[Lines of data]
================

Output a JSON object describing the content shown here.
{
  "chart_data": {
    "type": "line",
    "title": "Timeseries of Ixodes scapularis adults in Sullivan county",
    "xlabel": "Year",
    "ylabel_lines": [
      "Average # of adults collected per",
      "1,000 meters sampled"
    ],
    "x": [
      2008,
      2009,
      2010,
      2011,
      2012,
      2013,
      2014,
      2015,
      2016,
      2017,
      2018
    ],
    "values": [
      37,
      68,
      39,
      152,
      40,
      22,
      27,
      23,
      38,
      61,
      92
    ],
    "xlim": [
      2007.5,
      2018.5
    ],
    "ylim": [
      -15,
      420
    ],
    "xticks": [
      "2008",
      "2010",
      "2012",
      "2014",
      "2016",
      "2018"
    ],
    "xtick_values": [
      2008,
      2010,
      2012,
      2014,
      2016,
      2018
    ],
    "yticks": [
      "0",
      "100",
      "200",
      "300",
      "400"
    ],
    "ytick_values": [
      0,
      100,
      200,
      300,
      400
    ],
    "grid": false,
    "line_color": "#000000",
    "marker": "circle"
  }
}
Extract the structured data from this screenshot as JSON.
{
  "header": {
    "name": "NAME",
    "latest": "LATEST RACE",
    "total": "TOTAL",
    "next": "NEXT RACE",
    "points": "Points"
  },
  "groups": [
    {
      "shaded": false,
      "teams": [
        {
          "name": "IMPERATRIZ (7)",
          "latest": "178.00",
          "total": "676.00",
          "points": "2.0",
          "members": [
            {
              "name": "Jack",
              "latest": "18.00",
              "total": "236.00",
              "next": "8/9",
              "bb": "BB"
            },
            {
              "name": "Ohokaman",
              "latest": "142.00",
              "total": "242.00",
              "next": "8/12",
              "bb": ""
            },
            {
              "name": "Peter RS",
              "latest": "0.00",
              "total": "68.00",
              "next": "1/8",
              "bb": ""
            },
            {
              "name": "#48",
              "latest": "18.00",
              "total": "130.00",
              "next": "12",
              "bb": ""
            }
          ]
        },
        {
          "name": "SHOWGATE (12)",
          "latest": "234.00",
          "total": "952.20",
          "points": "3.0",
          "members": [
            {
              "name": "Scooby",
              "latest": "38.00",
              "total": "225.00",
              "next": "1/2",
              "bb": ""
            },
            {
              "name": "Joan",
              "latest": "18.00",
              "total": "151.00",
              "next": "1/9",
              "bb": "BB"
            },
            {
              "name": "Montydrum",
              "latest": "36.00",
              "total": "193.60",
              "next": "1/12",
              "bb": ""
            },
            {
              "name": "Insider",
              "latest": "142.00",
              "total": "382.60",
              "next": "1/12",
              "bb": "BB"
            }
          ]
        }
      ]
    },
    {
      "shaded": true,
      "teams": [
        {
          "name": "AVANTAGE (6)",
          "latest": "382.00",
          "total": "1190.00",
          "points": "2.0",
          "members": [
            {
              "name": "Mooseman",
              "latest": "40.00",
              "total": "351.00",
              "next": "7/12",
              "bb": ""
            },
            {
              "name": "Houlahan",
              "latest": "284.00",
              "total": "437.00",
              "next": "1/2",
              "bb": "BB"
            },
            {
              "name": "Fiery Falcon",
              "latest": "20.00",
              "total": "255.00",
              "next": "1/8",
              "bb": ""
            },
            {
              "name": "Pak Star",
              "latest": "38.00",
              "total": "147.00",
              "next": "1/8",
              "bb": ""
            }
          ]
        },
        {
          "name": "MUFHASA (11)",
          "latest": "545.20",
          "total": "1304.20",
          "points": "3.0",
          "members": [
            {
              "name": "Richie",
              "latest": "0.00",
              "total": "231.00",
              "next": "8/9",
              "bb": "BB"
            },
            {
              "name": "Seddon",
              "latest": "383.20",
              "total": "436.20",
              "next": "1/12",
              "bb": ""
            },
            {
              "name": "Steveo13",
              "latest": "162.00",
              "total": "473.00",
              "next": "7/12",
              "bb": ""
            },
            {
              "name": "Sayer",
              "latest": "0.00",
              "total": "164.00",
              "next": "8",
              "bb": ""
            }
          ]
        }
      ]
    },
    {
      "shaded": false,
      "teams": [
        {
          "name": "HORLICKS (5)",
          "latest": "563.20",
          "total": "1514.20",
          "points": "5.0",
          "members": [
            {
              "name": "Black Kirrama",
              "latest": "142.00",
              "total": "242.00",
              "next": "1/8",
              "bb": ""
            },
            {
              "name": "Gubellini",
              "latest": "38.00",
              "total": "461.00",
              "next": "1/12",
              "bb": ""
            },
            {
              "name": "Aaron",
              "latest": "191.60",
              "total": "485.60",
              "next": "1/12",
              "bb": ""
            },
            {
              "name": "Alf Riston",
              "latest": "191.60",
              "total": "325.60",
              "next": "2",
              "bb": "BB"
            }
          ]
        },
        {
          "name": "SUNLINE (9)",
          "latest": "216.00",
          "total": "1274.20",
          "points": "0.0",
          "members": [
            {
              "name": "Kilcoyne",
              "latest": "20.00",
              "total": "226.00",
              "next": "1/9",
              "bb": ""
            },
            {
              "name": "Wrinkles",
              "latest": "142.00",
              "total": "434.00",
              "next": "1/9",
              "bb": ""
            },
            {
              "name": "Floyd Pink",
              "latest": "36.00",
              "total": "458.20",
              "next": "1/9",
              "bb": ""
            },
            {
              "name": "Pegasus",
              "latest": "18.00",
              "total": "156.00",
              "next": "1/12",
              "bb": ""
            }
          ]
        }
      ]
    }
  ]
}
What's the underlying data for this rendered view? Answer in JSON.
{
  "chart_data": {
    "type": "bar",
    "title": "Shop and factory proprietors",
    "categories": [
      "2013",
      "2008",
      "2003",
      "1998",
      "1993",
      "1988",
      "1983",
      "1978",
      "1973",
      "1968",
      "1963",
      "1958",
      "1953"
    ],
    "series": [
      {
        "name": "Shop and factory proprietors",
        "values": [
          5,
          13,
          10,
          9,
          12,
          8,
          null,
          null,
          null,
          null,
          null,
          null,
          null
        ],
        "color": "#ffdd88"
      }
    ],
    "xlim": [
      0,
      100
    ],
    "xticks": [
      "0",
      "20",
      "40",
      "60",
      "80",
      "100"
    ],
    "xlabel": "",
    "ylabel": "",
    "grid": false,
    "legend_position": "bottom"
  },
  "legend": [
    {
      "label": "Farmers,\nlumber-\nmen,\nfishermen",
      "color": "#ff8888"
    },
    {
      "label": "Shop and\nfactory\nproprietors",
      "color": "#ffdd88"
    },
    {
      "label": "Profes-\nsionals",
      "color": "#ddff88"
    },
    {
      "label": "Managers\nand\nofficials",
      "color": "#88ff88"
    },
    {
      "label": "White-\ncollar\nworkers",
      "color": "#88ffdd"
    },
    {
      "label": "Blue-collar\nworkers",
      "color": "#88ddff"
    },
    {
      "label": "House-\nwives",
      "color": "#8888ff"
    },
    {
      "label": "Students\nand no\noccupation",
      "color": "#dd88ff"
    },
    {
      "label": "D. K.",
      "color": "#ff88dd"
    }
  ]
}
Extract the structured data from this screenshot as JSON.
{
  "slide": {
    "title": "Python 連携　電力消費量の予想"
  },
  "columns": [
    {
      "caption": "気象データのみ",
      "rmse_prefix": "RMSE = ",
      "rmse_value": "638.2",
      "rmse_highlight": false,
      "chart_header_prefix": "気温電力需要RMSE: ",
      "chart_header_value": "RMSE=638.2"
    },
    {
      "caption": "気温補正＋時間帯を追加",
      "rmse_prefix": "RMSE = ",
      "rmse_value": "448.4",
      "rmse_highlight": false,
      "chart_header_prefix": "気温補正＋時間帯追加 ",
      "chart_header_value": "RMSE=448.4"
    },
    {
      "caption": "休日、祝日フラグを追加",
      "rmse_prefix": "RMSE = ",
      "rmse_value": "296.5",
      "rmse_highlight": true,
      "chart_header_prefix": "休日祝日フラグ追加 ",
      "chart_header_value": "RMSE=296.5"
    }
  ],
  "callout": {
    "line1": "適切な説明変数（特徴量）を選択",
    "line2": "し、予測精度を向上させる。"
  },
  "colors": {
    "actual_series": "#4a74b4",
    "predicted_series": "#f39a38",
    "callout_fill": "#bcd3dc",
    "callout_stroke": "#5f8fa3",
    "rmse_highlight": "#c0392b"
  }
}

================

Say how many lines in the entries contain the string "title", and leave out everything else.

3